◆ Records supplied
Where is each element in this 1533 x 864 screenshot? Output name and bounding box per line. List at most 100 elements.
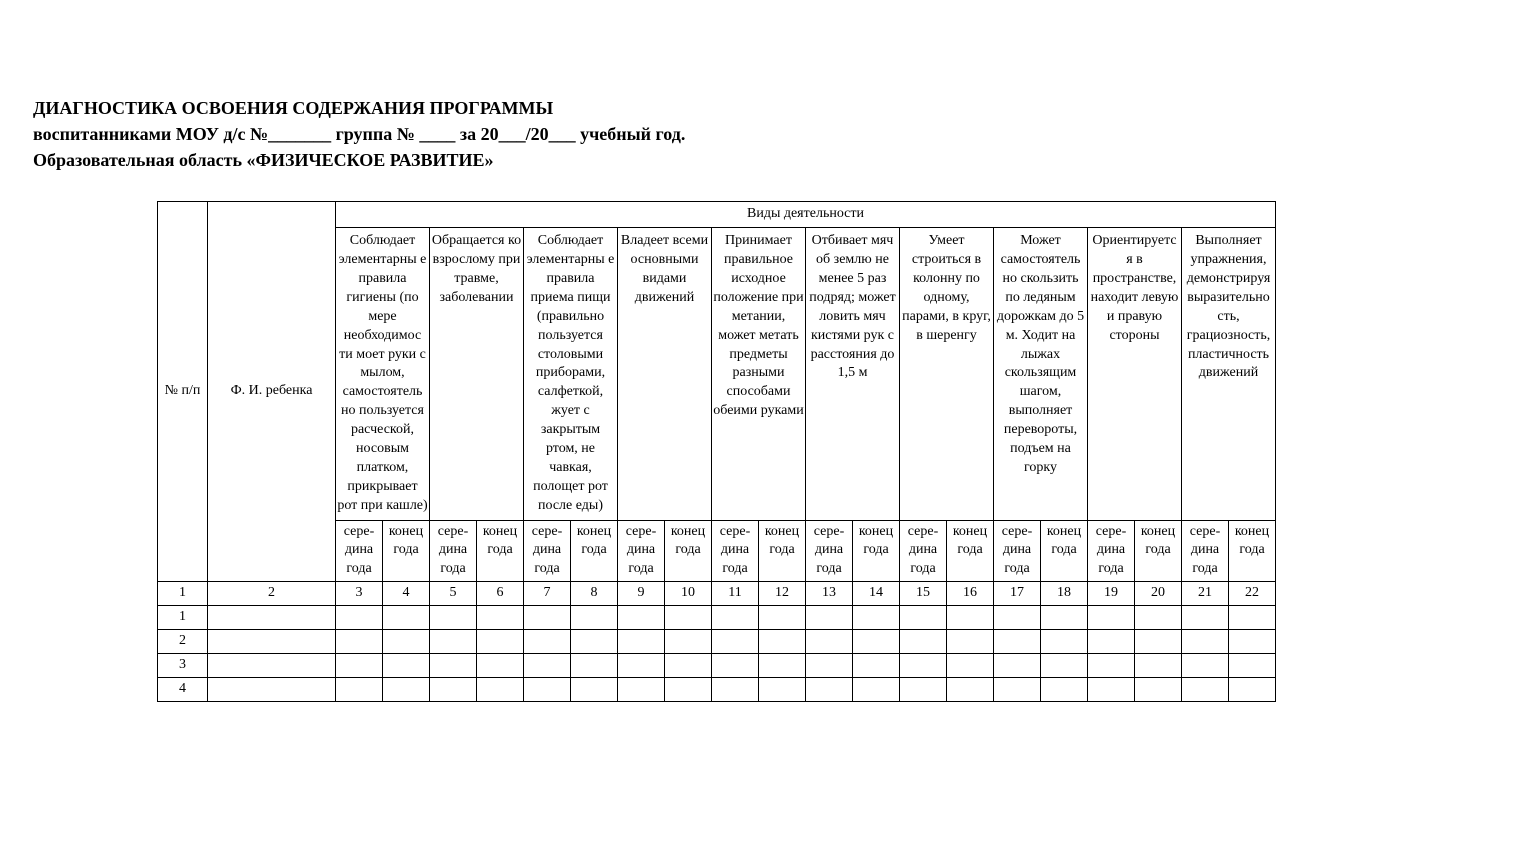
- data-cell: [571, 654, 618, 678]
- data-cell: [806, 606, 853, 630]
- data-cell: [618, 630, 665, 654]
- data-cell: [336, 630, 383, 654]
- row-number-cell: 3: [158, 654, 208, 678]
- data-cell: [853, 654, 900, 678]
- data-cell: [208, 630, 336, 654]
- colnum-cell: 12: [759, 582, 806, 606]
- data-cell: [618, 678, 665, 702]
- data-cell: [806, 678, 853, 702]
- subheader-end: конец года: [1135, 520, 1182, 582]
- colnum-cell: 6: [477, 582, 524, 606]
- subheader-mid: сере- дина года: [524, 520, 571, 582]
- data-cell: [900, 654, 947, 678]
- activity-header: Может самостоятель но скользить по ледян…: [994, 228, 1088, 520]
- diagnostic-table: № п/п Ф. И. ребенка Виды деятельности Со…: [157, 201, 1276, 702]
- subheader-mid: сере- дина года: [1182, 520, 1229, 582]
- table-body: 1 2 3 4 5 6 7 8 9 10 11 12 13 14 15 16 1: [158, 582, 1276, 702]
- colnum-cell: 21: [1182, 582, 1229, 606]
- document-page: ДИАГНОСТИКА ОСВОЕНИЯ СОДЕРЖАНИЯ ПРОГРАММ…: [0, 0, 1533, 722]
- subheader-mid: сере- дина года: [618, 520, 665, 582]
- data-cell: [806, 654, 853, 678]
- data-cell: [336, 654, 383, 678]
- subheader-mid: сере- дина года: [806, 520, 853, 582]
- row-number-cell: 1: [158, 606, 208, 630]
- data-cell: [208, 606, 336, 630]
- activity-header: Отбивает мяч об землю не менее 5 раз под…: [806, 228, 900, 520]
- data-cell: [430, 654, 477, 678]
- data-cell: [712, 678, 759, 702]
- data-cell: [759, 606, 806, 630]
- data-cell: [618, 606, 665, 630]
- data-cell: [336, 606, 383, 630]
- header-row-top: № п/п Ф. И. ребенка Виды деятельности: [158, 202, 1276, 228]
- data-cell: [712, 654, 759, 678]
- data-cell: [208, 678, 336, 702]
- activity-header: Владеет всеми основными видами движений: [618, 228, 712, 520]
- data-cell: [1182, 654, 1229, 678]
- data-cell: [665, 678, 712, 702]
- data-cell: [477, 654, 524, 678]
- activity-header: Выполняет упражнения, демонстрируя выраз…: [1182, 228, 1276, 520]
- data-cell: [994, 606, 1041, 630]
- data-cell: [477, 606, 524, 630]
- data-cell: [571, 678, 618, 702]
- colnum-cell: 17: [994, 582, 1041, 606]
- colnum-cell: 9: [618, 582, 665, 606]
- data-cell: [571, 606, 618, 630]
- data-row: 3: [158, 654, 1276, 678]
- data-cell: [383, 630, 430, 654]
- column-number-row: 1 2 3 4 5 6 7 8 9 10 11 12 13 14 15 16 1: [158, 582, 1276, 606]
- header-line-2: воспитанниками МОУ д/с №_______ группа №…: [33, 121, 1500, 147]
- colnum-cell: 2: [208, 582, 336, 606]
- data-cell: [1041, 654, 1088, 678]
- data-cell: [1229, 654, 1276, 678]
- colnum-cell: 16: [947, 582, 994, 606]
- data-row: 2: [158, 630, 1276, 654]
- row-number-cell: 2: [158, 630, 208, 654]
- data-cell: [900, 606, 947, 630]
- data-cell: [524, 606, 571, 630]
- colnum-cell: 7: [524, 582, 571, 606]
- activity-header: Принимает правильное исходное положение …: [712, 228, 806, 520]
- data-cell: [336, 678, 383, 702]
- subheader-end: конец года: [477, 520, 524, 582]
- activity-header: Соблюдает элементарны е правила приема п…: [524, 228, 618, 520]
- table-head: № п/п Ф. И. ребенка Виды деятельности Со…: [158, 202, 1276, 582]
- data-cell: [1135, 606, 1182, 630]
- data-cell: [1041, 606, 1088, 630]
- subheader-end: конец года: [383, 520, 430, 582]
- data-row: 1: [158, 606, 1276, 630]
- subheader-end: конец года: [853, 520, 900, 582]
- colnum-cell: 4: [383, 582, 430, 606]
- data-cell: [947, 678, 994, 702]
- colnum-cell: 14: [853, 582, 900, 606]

◆ Exercise details
Copy the data above line for line, leaving out the picture.

◆ Solution to this task
Where is each element in this 1533 x 864 screenshot? Output name and bounding box per line. List at most 100 elements.
- data-cell: [571, 654, 618, 678]
- data-cell: [806, 606, 853, 630]
- data-cell: [618, 630, 665, 654]
- data-cell: [336, 630, 383, 654]
- row-number-cell: 3: [158, 654, 208, 678]
- data-cell: [853, 654, 900, 678]
- data-cell: [208, 630, 336, 654]
- colnum-cell: 12: [759, 582, 806, 606]
- data-cell: [618, 678, 665, 702]
- data-cell: [806, 678, 853, 702]
- subheader-end: конец года: [1135, 520, 1182, 582]
- colnum-cell: 6: [477, 582, 524, 606]
- subheader-mid: сере- дина года: [524, 520, 571, 582]
- data-cell: [900, 654, 947, 678]
- activity-header: Может самостоятель но скользить по ледян…: [994, 228, 1088, 520]
- diagnostic-table: № п/п Ф. И. ребенка Виды деятельности Со…: [157, 201, 1276, 702]
- subheader-mid: сере- дина года: [1182, 520, 1229, 582]
- table-body: 1 2 3 4 5 6 7 8 9 10 11 12 13 14 15 16 1: [158, 582, 1276, 702]
- colnum-cell: 21: [1182, 582, 1229, 606]
- document-page: ДИАГНОСТИКА ОСВОЕНИЯ СОДЕРЖАНИЯ ПРОГРАММ…: [0, 0, 1533, 722]
- subheader-mid: сере- дина года: [618, 520, 665, 582]
- data-cell: [806, 654, 853, 678]
- data-cell: [336, 654, 383, 678]
- subheader-mid: сере- дина года: [806, 520, 853, 582]
- row-number-cell: 1: [158, 606, 208, 630]
- data-cell: [208, 606, 336, 630]
- activity-header: Отбивает мяч об землю не менее 5 раз под…: [806, 228, 900, 520]
- data-cell: [430, 654, 477, 678]
- data-cell: [712, 678, 759, 702]
- data-cell: [759, 606, 806, 630]
- data-cell: [618, 606, 665, 630]
- data-cell: [336, 606, 383, 630]
- header-row-top: № п/п Ф. И. ребенка Виды деятельности: [158, 202, 1276, 228]
- data-cell: [712, 654, 759, 678]
- data-cell: [208, 678, 336, 702]
- activity-header: Владеет всеми основными видами движений: [618, 228, 712, 520]
- data-cell: [1182, 654, 1229, 678]
- data-cell: [665, 678, 712, 702]
- data-cell: [477, 654, 524, 678]
- activity-header: Выполняет упражнения, демонстрируя выраз…: [1182, 228, 1276, 520]
- data-cell: [994, 606, 1041, 630]
- data-cell: [477, 606, 524, 630]
- data-cell: [571, 678, 618, 702]
- colnum-cell: 17: [994, 582, 1041, 606]
- colnum-cell: 9: [618, 582, 665, 606]
- data-cell: [571, 606, 618, 630]
- data-row: 3: [158, 654, 1276, 678]
- data-cell: [383, 630, 430, 654]
- column-number-row: 1 2 3 4 5 6 7 8 9 10 11 12 13 14 15 16 1: [158, 582, 1276, 606]
- header-line-2: воспитанниками МОУ д/с №_______ группа №…: [33, 121, 1500, 147]
- colnum-cell: 2: [208, 582, 336, 606]
- data-cell: [1041, 654, 1088, 678]
- data-cell: [1229, 654, 1276, 678]
- colnum-cell: 16: [947, 582, 994, 606]
- data-row: 2: [158, 630, 1276, 654]
- row-number-cell: 2: [158, 630, 208, 654]
- data-cell: [900, 606, 947, 630]
- data-cell: [524, 606, 571, 630]
- colnum-cell: 7: [524, 582, 571, 606]
- activity-header: Принимает правильное исходное положение …: [712, 228, 806, 520]
- data-cell: [336, 678, 383, 702]
- subheader-end: конец года: [477, 520, 524, 582]
- activity-header: Соблюдает элементарны е правила приема п…: [524, 228, 618, 520]
- table-head: № п/п Ф. И. ребенка Виды деятельности Со…: [158, 202, 1276, 582]
- data-cell: [1135, 606, 1182, 630]
- data-cell: [1041, 606, 1088, 630]
- subheader-end: конец года: [383, 520, 430, 582]
- data-row: 1: [158, 606, 1276, 630]
- subheader-end: конец года: [853, 520, 900, 582]
- colnum-cell: 4: [383, 582, 430, 606]
- data-cell: [947, 678, 994, 702]
- colnum-cell: 14: [853, 582, 900, 606]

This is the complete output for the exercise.